+++ TEXT SEGMENT

The word ‘Gewalt’ German for ‘violence’ | Expand your vocab

Banners held by demonstrators in the GDR, 1989: Keine Gewalt! No violence - Photo: WDR
Banners held by demonstrators in the GDR, 1989: Keine Gewalt – No violence – Photo: WDR

Words – Wörter – express everything, including the not so nice things in life.

Gewalt is one of those words. It’s feminine – die Gewalt – that’s because of the origin of the word and has nothing to do with its meaning.

Intriguingly, the word Gewalt spans two areas expressed in English by different words.

Gewalt can refer to violence or brutality, but in addition to that,

Gewalt can also denote power, authority and control.

I’ll never forget news reports about a hijacked plane.

“Die Passagiere sind in der Gewalt von Terroristen.”

They were ‘under the power’ of the terrorists, almost like a magic spell – ein Zauberspruch

German often has a fascinating way of expressing things, that’s impossible in English.

ein Gewaltakt is an act of violence.

Gewalt anwenden = to use force

Gewalt über Leben und Tod haben is to have power over life and death.

Gewalt is especially associated with sexual violence – sexuelle Gewalt – and the verb vergewaltigen means to rape.

Kein schönes Thema – not a very nice topic, but we hear the word Gewalt most evenings on the news.

Gewalt is not just exercised by criminals or terrorists

die ausübende Gewalt = the executive

die gesetzgebende Gewalt  = the legislature or judiciary

elterliche Gewalt = parental authority. It doesn’t mean they use corporal punishment!

++++++
+++ DATASET SECTION

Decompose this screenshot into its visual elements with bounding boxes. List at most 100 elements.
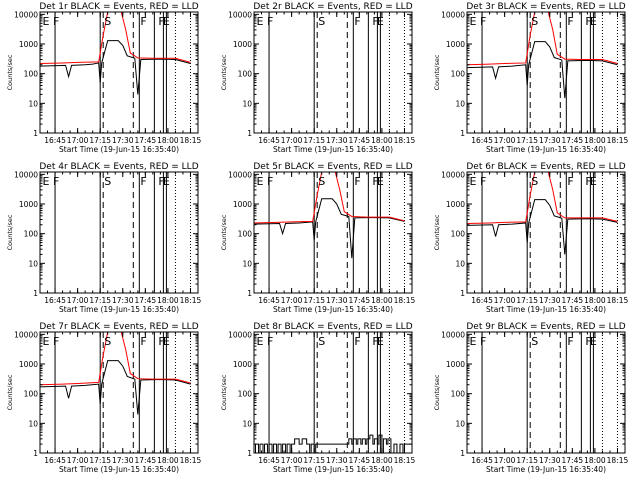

++++++

EXERCISE TASK A
In the piece on the German word Gewalt, what does the phrase "Gewalt anwenden" mean?
EXERCISE TASK B
Carry the piece on the German word Gewalt further, picking up right after its final line.

EXPECTED ANSWER A
To use force.

EXPECTED ANSWER B
There is also

höhere Gewalt  – higher authority, an act of God, often referred to in English by the French term force majeure. It can refer to a catastrophe or natural disaster, as opposed to a man-made one.

Something that’s gewaltig is simply very very big

ein gewaltiger Schritt in Richtung in Kohleausstieg – a gigantic step in the direction of giving up coal.

ein gewaltiger Sturm – a very big, powerful storm

In Yiddish there is a phrase ‘oy gevalt’ which is an expression of dismay and worry. It’s like ‘oy vay’ but stronger.

But let’s end on a positive note.

gewaltfrei – free of violence or non-violent.

And let’s not forget what pro-democracy protesters in East Germany wrote on their placards nearly 30 years ago:

Keine Gewalt – No violence

And übrigens – by the way – I’ve dug out one of my old German language videos. This one is a simple explanation of the German cases with some very basic graphics.

Click here to watch the video

Try to do or watch or practice some German every day.

Bis zum nächsten Mal!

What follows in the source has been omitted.